◆ Stated goal ◆
Copy nothing but the text: repeat each entry exactly and drop the images.

┌────────

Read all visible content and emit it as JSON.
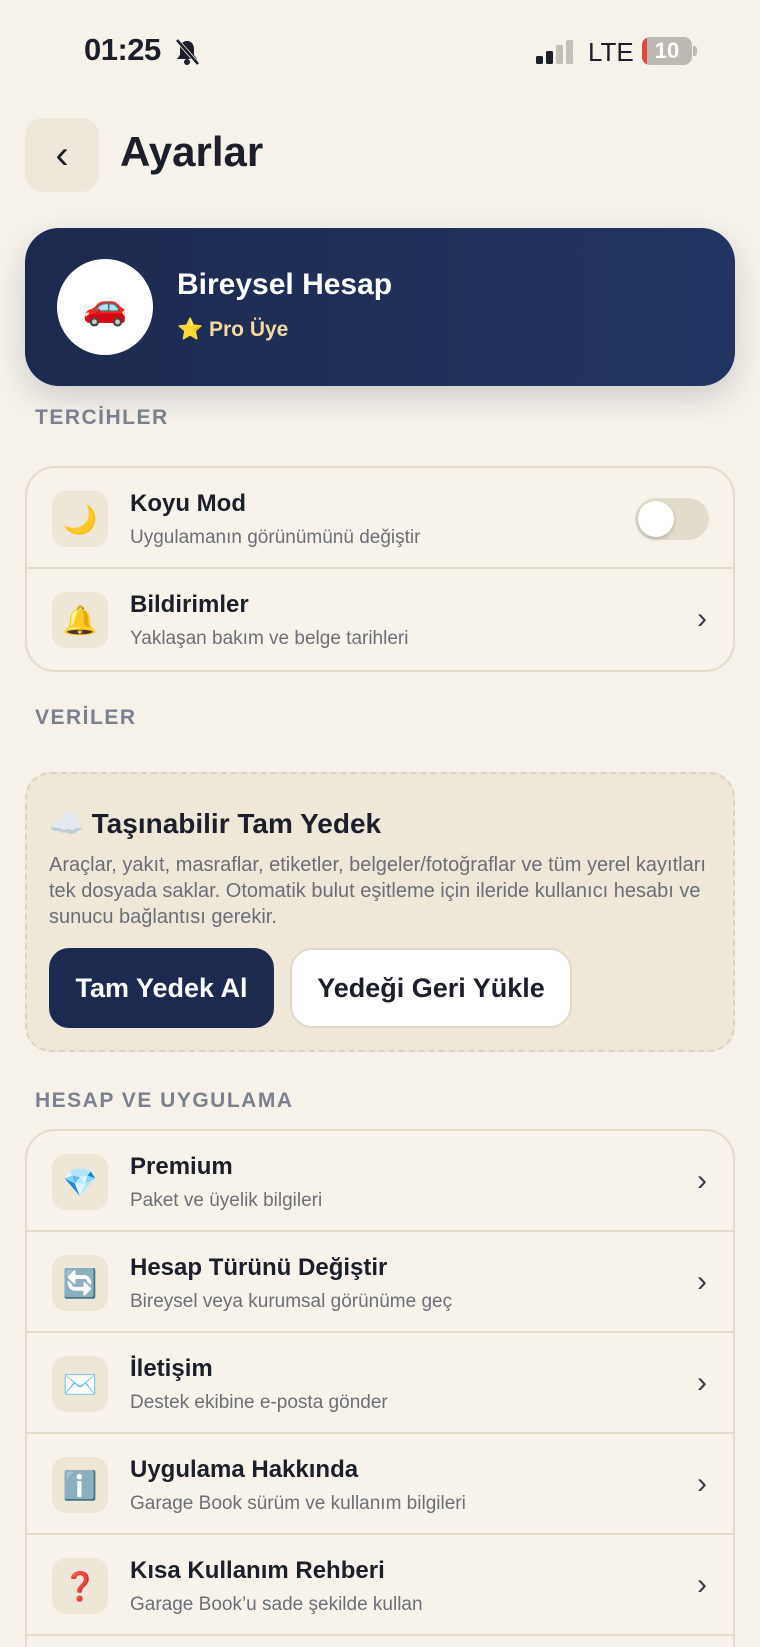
{
  "status_bar": {
    "time": "01:25",
    "network": "LTE",
    "battery": "10",
    "battery_level": 0.1,
    "colors": {
      "battery_low": "#e0473d"
    }
  },
  "header": {
    "title": "Ayarlar",
    "back_icon": "chevron-left-icon"
  },
  "profile": {
    "name": "Bireysel Hesap",
    "badge": "⭐ Pro Üye",
    "avatar_icon": "car-icon"
  },
  "preferences": {
    "header": "TERCİHLER",
    "items": [
      {
        "icon": "moon-icon",
        "glyph": "🌙",
        "title": "Koyu Mod",
        "subtitle": "Uygulamanın görünümünü değiştir",
        "toggle_on": false
      },
      {
        "icon": "bell-icon",
        "glyph": "🔔",
        "title": "Bildirimler",
        "subtitle": "Yaklaşan bakım ve belge tarihleri"
      }
    ]
  },
  "data_section": {
    "header": "VERİLER",
    "backup": {
      "title": "☁️ Taşınabilir Tam Yedek",
      "description": "Araçlar, yakıt, masraflar, etiketler, belgeler/fotoğraflar ve tüm yerel kayıtları tek dosyada saklar. Otomatik bulut eşitleme için ileride kullanıcı hesabı ve sunucu bağlantısı gerekir.",
      "backup_button": "Tam Yedek Al",
      "restore_button": "Yedeği Geri Yükle"
    }
  },
  "account": {
    "header": "HESAP VE UYGULAMA",
    "items": [
      {
        "icon": "diamond-icon",
        "glyph": "💎",
        "title": "Premium",
        "subtitle": "Paket ve üyelik bilgileri"
      },
      {
        "icon": "sync-icon",
        "glyph": "🔄",
        "title": "Hesap Türünü Değiştir",
        "subtitle": "Bireysel veya kurumsal görünüme geç"
      },
      {
        "icon": "envelope-icon",
        "glyph": "✉️",
        "title": "İletişim",
        "subtitle": "Destek ekibine e-posta gönder"
      },
      {
        "icon": "info-icon",
        "glyph": "ℹ️",
        "title": "Uygulama Hakkında",
        "subtitle": "Garage Book sürüm ve kullanım bilgileri"
      },
      {
        "icon": "question-icon",
        "glyph": "❓",
        "title": "Kısa Kullanım Rehberi",
        "subtitle": "Garage Book’u sade şekilde kullan"
      }
    ]
  }
}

└────────

◆ In response ◆
Read all visible content and emit it as JSON.
{
  "status_bar": {
    "time": "01:25",
    "network": "LTE",
    "battery": "10",
    "battery_level": 0.1,
    "colors": {
      "battery_low": "#e0473d"
    }
  },
  "header": {
    "title": "Ayarlar",
    "back_icon": "chevron-left-icon"
  },
  "profile": {
    "name": "Bireysel Hesap",
    "badge": "⭐ Pro Üye",
    "avatar_icon": "car-icon"
  },
  "preferences": {
    "header": "TERCİHLER",
    "items": [
      {
        "icon": "moon-icon",
        "glyph": "🌙",
        "title": "Koyu Mod",
        "subtitle": "Uygulamanın görünümünü değiştir",
        "toggle_on": false
      },
      {
        "icon": "bell-icon",
        "glyph": "🔔",
        "title": "Bildirimler",
        "subtitle": "Yaklaşan bakım ve belge tarihleri"
      }
    ]
  },
  "data_section": {
    "header": "VERİLER",
    "backup": {
      "title": "☁️ Taşınabilir Tam Yedek",
      "description": "Araçlar, yakıt, masraflar, etiketler, belgeler/fotoğraflar ve tüm yerel kayıtları tek dosyada saklar. Otomatik bulut eşitleme için ileride kullanıcı hesabı ve sunucu bağlantısı gerekir.",
      "backup_button": "Tam Yedek Al",
      "restore_button": "Yedeği Geri Yükle"
    }
  },
  "account": {
    "header": "HESAP VE UYGULAMA",
    "items": [
      {
        "icon": "diamond-icon",
        "glyph": "💎",
        "title": "Premium",
        "subtitle": "Paket ve üyelik bilgileri"
      },
      {
        "icon": "sync-icon",
        "glyph": "🔄",
        "title": "Hesap Türünü Değiştir",
        "subtitle": "Bireysel veya kurumsal görünüme geç"
      },
      {
        "icon": "envelope-icon",
        "glyph": "✉️",
        "title": "İletişim",
        "subtitle": "Destek ekibine e-posta gönder"
      },
      {
        "icon": "info-icon",
        "glyph": "ℹ️",
        "title": "Uygulama Hakkında",
        "subtitle": "Garage Book sürüm ve kullanım bilgileri"
      },
      {
        "icon": "question-icon",
        "glyph": "❓",
        "title": "Kısa Kullanım Rehberi",
        "subtitle": "Garage Book’u sade şekilde kullan"
      }
    ]
  }
}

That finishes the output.